| Written exercise |
Print every entry word for word, but omit the pictures.
═════ Raw data ═════
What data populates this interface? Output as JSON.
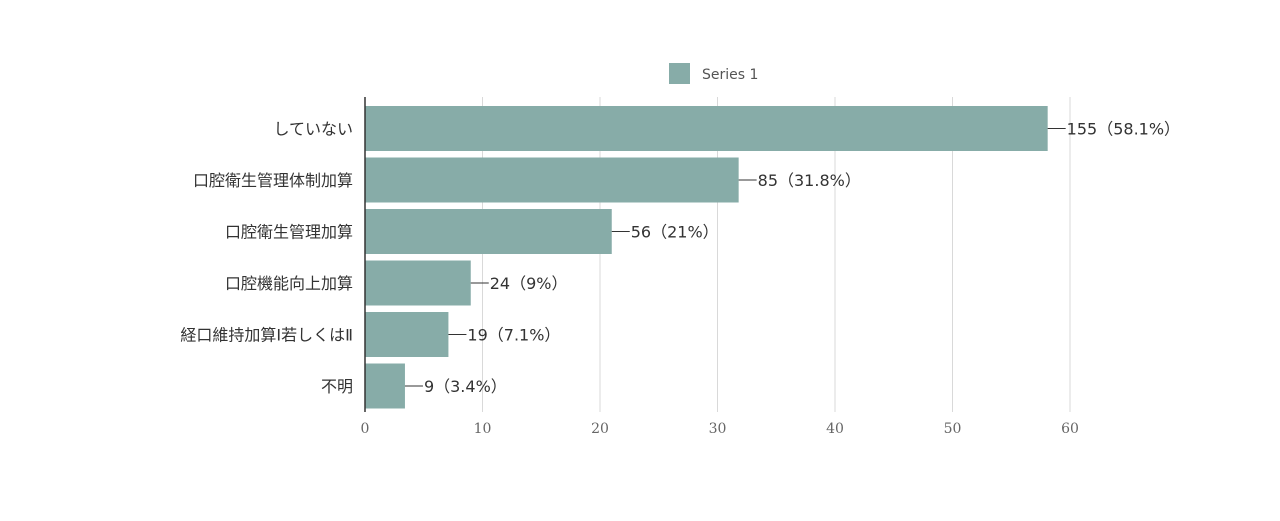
{
  "chart_data": {
    "type": "bar",
    "orientation": "horizontal",
    "categories": [
      "していない",
      "口腔衛生管理体制加算",
      "口腔衛生管理加算",
      "口腔機能向上加算",
      "経口維持加算Ⅰ若しくはⅡ",
      "不明"
    ],
    "series": [
      {
        "name": "Series 1",
        "values": [
          58.1,
          31.8,
          21,
          9,
          7.1,
          3.4
        ],
        "labels": [
          "155（58.1%）",
          "85（31.8%）",
          "56（21%）",
          "24（9%）",
          "19（7.1%）",
          "9（3.4%）"
        ]
      }
    ],
    "xlim": [
      0,
      60
    ],
    "ticks": [
      "0",
      "10",
      "20",
      "30",
      "40",
      "50",
      "60"
    ],
    "grid": true,
    "legend_position": "top",
    "colors": {
      "bar": "#87aca8"
    }
  }
}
═════
| Solved exercise |
What data populates this interface? Output as JSON.
{
  "chart_data": {
    "type": "bar",
    "orientation": "horizontal",
    "categories": [
      "していない",
      "口腔衛生管理体制加算",
      "口腔衛生管理加算",
      "口腔機能向上加算",
      "経口維持加算Ⅰ若しくはⅡ",
      "不明"
    ],
    "series": [
      {
        "name": "Series 1",
        "values": [
          58.1,
          31.8,
          21,
          9,
          7.1,
          3.4
        ],
        "labels": [
          "155（58.1%）",
          "85（31.8%）",
          "56（21%）",
          "24（9%）",
          "19（7.1%）",
          "9（3.4%）"
        ]
      }
    ],
    "xlim": [
      0,
      60
    ],
    "ticks": [
      "0",
      "10",
      "20",
      "30",
      "40",
      "50",
      "60"
    ],
    "grid": true,
    "legend_position": "top",
    "colors": {
      "bar": "#87aca8"
    }
  }
}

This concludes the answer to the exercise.